[WHAT YOU ARE ASKED TO DO]:
Render the entries as a Markdown table, from the first line of the entries through the line containing "bridge diode D3 [97,297,116,345]", both included. Use the columns Row, holding each line's number, and Line, holding its text, and omit any blank lines.

[Layout coordinate data]:
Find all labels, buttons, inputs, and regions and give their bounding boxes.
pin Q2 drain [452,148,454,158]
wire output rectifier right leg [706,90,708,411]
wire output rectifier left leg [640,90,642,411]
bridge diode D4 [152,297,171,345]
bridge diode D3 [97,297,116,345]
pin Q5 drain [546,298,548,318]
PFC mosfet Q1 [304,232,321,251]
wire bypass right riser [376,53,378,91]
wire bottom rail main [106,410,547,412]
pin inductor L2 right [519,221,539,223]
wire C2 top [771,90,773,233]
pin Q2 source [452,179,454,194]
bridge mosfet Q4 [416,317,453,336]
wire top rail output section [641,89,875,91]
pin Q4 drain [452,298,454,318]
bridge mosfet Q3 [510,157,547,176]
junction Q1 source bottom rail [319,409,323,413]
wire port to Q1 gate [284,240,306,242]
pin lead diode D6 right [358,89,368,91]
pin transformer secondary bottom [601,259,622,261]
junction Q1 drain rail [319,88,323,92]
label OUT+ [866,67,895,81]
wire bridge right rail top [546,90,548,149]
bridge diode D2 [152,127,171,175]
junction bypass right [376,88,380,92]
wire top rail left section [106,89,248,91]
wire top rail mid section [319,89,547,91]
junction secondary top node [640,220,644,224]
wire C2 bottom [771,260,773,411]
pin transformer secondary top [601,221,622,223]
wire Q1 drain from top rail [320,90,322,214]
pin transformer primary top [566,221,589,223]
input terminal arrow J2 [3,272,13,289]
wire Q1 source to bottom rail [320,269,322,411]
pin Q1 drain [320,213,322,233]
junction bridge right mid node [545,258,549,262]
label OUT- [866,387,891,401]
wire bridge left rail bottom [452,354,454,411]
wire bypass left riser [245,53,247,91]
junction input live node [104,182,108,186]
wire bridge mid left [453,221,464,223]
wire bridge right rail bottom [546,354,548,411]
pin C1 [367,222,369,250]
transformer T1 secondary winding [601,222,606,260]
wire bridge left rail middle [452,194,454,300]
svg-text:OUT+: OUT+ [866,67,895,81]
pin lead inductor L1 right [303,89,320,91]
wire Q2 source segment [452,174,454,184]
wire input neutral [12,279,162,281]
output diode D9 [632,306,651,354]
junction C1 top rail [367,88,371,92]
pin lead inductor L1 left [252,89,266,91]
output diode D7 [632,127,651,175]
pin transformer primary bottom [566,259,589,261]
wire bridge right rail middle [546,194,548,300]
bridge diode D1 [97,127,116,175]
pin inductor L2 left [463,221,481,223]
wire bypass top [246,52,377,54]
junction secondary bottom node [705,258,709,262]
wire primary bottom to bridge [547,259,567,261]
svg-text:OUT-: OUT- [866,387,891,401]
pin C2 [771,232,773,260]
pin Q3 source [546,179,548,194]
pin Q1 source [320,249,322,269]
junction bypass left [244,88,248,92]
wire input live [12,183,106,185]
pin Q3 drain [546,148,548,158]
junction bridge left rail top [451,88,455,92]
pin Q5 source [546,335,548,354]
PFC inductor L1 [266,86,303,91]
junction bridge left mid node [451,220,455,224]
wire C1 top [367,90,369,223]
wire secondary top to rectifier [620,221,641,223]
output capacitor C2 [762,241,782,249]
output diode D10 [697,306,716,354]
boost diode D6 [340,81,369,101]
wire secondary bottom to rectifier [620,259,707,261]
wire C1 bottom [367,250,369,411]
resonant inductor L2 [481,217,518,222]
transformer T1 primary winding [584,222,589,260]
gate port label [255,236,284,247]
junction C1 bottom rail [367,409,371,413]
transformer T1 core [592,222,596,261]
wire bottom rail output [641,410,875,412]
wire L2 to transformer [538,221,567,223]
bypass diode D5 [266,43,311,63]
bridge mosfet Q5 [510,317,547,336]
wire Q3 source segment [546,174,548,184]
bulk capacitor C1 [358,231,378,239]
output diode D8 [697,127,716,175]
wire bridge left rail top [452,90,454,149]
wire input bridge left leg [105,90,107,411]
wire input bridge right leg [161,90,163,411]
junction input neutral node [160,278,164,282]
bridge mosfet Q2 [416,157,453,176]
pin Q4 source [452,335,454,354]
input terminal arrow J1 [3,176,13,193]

[CORRECT OUTPUT]:
| Row | Line |
|---|---|
| 1 | Find all labels, buttons, inputs, and regions and give their bounding boxes. |
| 2 | pin Q2 drain [452,148,454,158] |
| 3 | wire output rectifier right leg [706,90,708,411] |
| 4 | wire output rectifier left leg [640,90,642,411] |
| 5 | bridge diode D4 [152,297,171,345] |
| 6 | bridge diode D3 [97,297,116,345] |